對於一個密碼算法,很難精確的定量描述它的安全性,常見的定性安全模型主要包括以下內容。

1.無條件安全性。假設攻擊者有不受限的計算資源,在此模式下,只有當密鑰與明文的大小相同時,安全的加密才存在。每個固定的密鑰只能用來加密個明文消息,所以無條件的安全性對實用的分組密碼來說不是有用的模式。

2.多項式安全性。與無條件安全性構成鮮明對比,假設攻擊者的計算資源是有限的，具體而言,假定攻擊者有一個運行多項式時間的概率算法,根據攻擊密碼系統的可行性來考慮密碼系統的安全性。這個模式起源於複雜性理論,基於攻擊者僅有多項式的計算資源的假定。該模式常考慮最壞的情況,漸近地分析確定一個密碼的多項式攻擊是否存在,然而，即使這種攻擊存在,仍不能保證這種攻擊是實際可操作的。

摘錄材料:
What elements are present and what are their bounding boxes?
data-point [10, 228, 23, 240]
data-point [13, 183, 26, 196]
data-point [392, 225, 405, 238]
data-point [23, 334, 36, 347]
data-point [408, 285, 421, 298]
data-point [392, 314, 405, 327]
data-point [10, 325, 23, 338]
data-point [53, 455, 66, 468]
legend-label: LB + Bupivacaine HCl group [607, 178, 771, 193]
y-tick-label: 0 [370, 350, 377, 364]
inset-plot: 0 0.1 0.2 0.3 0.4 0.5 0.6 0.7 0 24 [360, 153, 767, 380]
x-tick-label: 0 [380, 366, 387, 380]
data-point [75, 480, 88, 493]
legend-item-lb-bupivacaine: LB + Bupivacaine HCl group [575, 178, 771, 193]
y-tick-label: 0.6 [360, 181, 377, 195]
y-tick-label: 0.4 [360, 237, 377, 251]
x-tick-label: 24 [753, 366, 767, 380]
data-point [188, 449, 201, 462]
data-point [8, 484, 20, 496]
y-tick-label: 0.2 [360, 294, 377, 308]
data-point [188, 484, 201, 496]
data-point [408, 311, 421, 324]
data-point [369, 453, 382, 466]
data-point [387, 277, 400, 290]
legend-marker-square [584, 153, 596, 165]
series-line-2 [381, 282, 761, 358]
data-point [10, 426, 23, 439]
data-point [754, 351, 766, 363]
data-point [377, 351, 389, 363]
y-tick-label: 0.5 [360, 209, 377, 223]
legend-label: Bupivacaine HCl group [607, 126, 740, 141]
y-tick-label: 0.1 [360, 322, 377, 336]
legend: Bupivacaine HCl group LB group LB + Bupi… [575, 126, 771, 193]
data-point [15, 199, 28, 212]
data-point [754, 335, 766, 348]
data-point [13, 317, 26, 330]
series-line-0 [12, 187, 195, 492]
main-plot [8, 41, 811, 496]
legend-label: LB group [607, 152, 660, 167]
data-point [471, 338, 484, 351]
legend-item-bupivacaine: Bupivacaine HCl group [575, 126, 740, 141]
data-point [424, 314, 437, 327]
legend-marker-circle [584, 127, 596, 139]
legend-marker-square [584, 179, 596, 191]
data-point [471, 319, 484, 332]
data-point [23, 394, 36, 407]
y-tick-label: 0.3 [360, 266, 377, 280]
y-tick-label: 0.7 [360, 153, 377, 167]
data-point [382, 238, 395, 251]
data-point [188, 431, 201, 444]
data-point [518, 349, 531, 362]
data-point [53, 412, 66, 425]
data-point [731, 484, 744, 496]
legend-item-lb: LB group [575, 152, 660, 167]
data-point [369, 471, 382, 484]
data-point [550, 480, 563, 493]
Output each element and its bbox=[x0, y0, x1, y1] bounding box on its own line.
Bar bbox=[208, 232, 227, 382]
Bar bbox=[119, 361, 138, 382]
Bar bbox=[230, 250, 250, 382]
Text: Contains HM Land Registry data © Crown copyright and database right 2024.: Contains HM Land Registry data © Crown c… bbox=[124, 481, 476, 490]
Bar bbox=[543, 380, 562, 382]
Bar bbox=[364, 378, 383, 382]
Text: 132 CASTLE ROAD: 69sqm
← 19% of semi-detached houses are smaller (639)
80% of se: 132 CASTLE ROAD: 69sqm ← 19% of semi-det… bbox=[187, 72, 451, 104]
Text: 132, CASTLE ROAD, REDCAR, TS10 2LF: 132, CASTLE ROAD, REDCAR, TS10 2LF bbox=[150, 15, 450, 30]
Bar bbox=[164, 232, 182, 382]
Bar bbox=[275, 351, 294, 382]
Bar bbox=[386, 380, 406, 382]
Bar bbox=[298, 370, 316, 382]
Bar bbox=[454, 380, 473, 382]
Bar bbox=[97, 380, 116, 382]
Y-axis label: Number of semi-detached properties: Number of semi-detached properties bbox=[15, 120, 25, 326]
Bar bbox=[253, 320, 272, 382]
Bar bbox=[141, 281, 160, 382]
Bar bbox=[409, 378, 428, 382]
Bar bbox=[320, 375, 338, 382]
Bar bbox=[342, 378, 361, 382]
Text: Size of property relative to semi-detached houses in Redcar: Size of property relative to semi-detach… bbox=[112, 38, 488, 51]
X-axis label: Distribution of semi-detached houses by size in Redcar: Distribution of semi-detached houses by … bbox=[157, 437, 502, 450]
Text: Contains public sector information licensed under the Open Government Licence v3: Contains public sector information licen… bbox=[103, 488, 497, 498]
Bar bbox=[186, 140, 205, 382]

練習題:
1 - 依據關於密碼安全模型的正文,判斷以下各項是否相符,分別回答「是」或「否」,並照錄正文中起決定作用的原話:(a) 多項式安全性假設攻擊者的計算資源是無限的;(b) 多項式安全性這一模式起源於複雜性理論;(c) 即使一個密碼的多項式攻擊存在,也不能保證這種攻擊實際可操作。
2 - 接續關於密碼安全模型的正文,從其最後一句之後往下寫。
這些條目是獨立的材料,與正文分開看待。

練習答案:
1 -
(a) 否:「假設攻擊者的計算資源是有限的」
(b) 是:「這個模式起源於複雜性理論」
(c) 是:「即使這種攻擊存在,仍不能保證這種攻擊是實際可操作的」

2 -
3.“可證明”的安全性。一般這意味着兩件事情:第一,若可以證實破譯一個分組密碼與解決某個大家都知道的困難問題一樣困難,則該密碼可認為是安全的;第二,一個分組密碼可被證明抗擊某種已知的攻擊。然而,應強調這並不意味密碼可抗擊所有的攻擊,所以把“可證明”加上引號,以免被誤解。

4.實際的安全性。在這種模式下,若一個最好的攻擊方法需要的計算資源超出安全邊界過多,則可認為該密碼是實際安全的。對不同的已知攻擊,可分別測試其所需的時間與空間資源,然後估計其強度。在分析具體的密碼時,這種模式给予更多的信息,雖然它不能抗擊未知攻擊。

5.歷史的安全性。由密碼吸引的注意力的量來估測密碼安全水平是非常有用的。然而,也應注意到,密碼強度並不總是依據它存在的時間來測量的。

由於大多數情況是在“實際安全性”的模式下考慮問題,因此常根據密碼攻擊要用的時間、存儲、數據複雜性來測量攻擊成功的水平。對一個N bit的分組密碼,應重點考慮下列複雜度。

·數據複雜度:進行一個攻擊所要輸入的數據量。

·處理複雜度:實施一個攻擊用的時間。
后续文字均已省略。